» The data:
----------
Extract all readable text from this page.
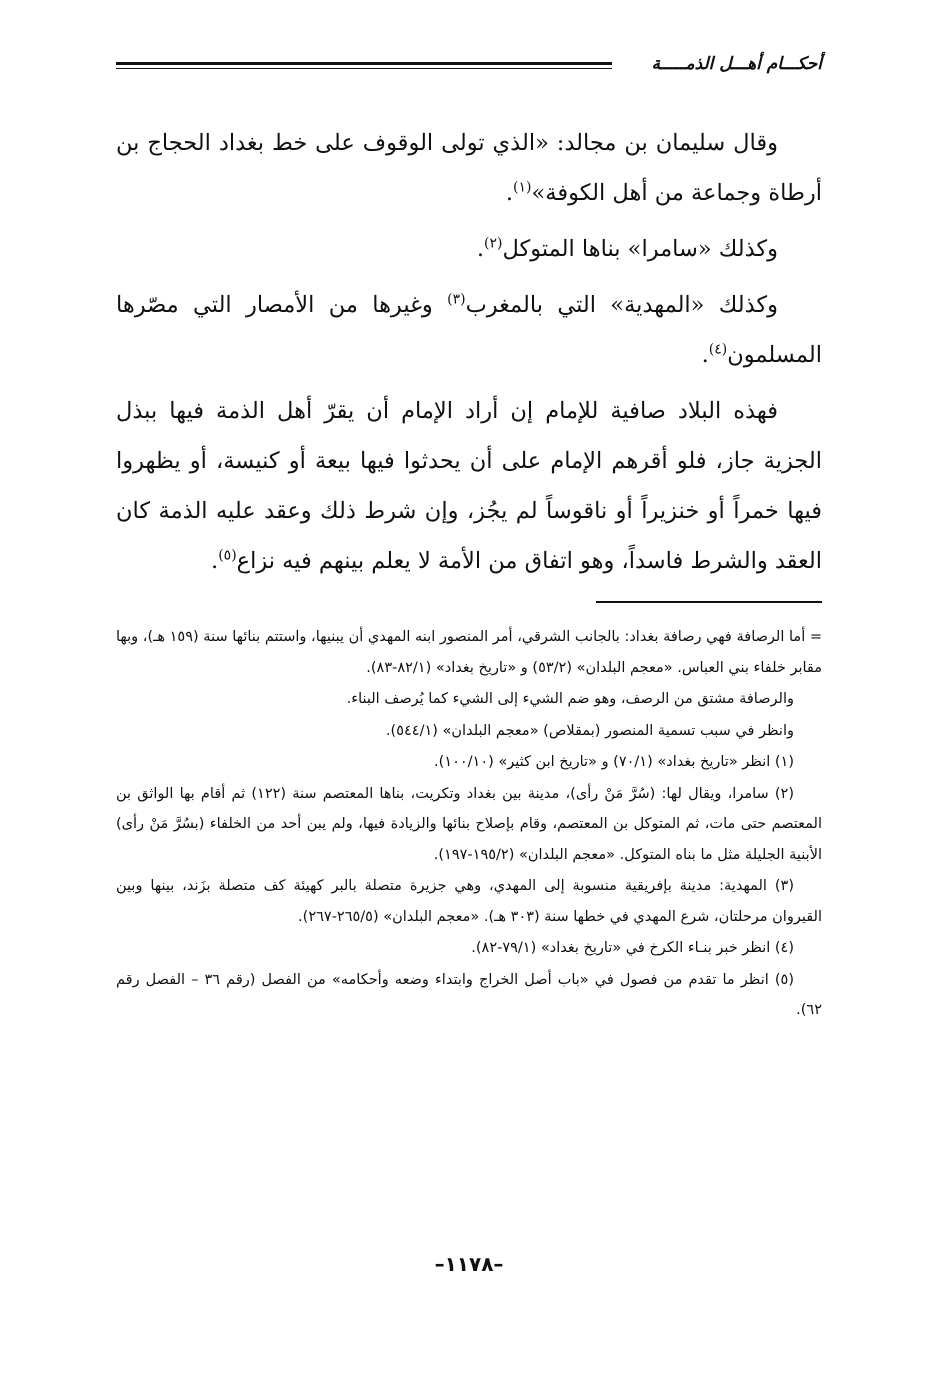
أحكـــام أهـــل الذمـــــة

وقال سليمان بن مجالد: «الذي تولى الوقوف على خط بغداد الحجاج بن أرطاة وجماعة من أهل الكوفة»$^{(١)}$.

وكذلك «سامرا» بناها المتوكل$^{(٢)}$.

وكذلك «المهدية» التي بالمغرب$^{(٣)}$ وغيرها من الأمصار التي مصّرها المسلمون$^{(٤)}$.

فهذه البلاد صافية للإمام إن أراد الإمام أن يقرّ أهل الذمة فيها ببذل الجزية جاز، فلو أقرهم الإمام على أن يحدثوا فيها بيعة أو كنيسة، أو يظهروا فيها خمراً أو خنزيراً أو ناقوساً لم يجُز، وإن شرط ذلك وعقد عليه الذمة كان العقد والشرط فاسداً، وهو اتفاق من الأمة لا يعلم بينهم فيه نزاع$^{(٥)}$.

= أما الرصافة فهي رصافة بغداد: بالجانب الشرقي، أمر المنصور ابنه المهدي أن يبنيها، واستتم بنائها سنة (١٥٩ هـ)، وبها مقابر خلفاء بني العباس. «معجم البلدان» (٥٣/٢) و «تاريخ بغداد» (٨٢/١-٨٣).

والرصافة مشتق من الرصف، وهو ضم الشيء إلى الشيء كما يُرصف البناء.

وانظر في سبب تسمية المنصور (بمقلاص) «معجم البلدان» (٥٤٤/١).

(١) انظر «تاريخ بغداد» (٧٠/١) و «تاريخ ابن كثير» (١٠٠/١٠).

(٢) سامرا، ويقال لها: (سُرَّ مَنْ رأى)، مدينة بين بغداد وتكريت، بناها المعتصم سنة (١٢٢) ثم أقام بها الواثق بن المعتصم حتى مات، ثم المتوكل بن المعتصم، وقام بإصلاح بنائها والزيادة فيها، ولم يبن أحد من الخلفاء (بسُرَّ مَنْ رأى) الأبنية الجليلة مثل ما بناه المتوكل. «معجم البلدان» (١٩٥/٢-١٩٧).

(٣) المهدية: مدينة بإفريقية منسوبة إلى المهدي، وهي جزيرة متصلة بالبر كهيئة كف متصلة بزَند، بينها وبين القيروان مرحلتان، شرع المهدي في خطها سنة (٣٠٣ هـ). «معجم البلدان» (٢٦٥/٥-٢٦٧).

(٤) انظر خبر بنـاء الكرخ في «تاريخ بغداد» (٧٩/١-٨٢).

(٥) انظر ما تقدم من فصول في «باب أصل الخراج وابتداء وضعه وأحكامه» من الفصل (رقم ٣٦ – الفصل رقم ٦٢).

–١١٧٨–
----------
» Work instructions:
Omit every image. Quote each record exactly.

» Full output:
Extract all readable text from this page.
أحكـــام أهـــل الذمـــــة

وقال سليمان بن مجالد: «الذي تولى الوقوف على خط بغداد الحجاج بن أرطاة وجماعة من أهل الكوفة»$^{(١)}$.

وكذلك «سامرا» بناها المتوكل$^{(٢)}$.

وكذلك «المهدية» التي بالمغرب$^{(٣)}$ وغيرها من الأمصار التي مصّرها المسلمون$^{(٤)}$.

فهذه البلاد صافية للإمام إن أراد الإمام أن يقرّ أهل الذمة فيها ببذل الجزية جاز، فلو أقرهم الإمام على أن يحدثوا فيها بيعة أو كنيسة، أو يظهروا فيها خمراً أو خنزيراً أو ناقوساً لم يجُز، وإن شرط ذلك وعقد عليه الذمة كان العقد والشرط فاسداً، وهو اتفاق من الأمة لا يعلم بينهم فيه نزاع$^{(٥)}$.

= أما الرصافة فهي رصافة بغداد: بالجانب الشرقي، أمر المنصور ابنه المهدي أن يبنيها، واستتم بنائها سنة (١٥٩ هـ)، وبها مقابر خلفاء بني العباس. «معجم البلدان» (٥٣/٢) و «تاريخ بغداد» (٨٢/١-٨٣).

والرصافة مشتق من الرصف، وهو ضم الشيء إلى الشيء كما يُرصف البناء.

وانظر في سبب تسمية المنصور (بمقلاص) «معجم البلدان» (٥٤٤/١).

(١) انظر «تاريخ بغداد» (٧٠/١) و «تاريخ ابن كثير» (١٠٠/١٠).

(٢) سامرا، ويقال لها: (سُرَّ مَنْ رأى)، مدينة بين بغداد وتكريت، بناها المعتصم سنة (١٢٢) ثم أقام بها الواثق بن المعتصم حتى مات، ثم المتوكل بن المعتصم، وقام بإصلاح بنائها والزيادة فيها، ولم يبن أحد من الخلفاء (بسُرَّ مَنْ رأى) الأبنية الجليلة مثل ما بناه المتوكل. «معجم البلدان» (١٩٥/٢-١٩٧).

(٣) المهدية: مدينة بإفريقية منسوبة إلى المهدي، وهي جزيرة متصلة بالبر كهيئة كف متصلة بزَند، بينها وبين القيروان مرحلتان، شرع المهدي في خطها سنة (٣٠٣ هـ). «معجم البلدان» (٢٦٥/٥-٢٦٧).

(٤) انظر خبر بنـاء الكرخ في «تاريخ بغداد» (٧٩/١-٨٢).

(٥) انظر ما تقدم من فصول في «باب أصل الخراج وابتداء وضعه وأحكامه» من الفصل (رقم ٣٦ – الفصل رقم ٦٢).

–١١٧٨–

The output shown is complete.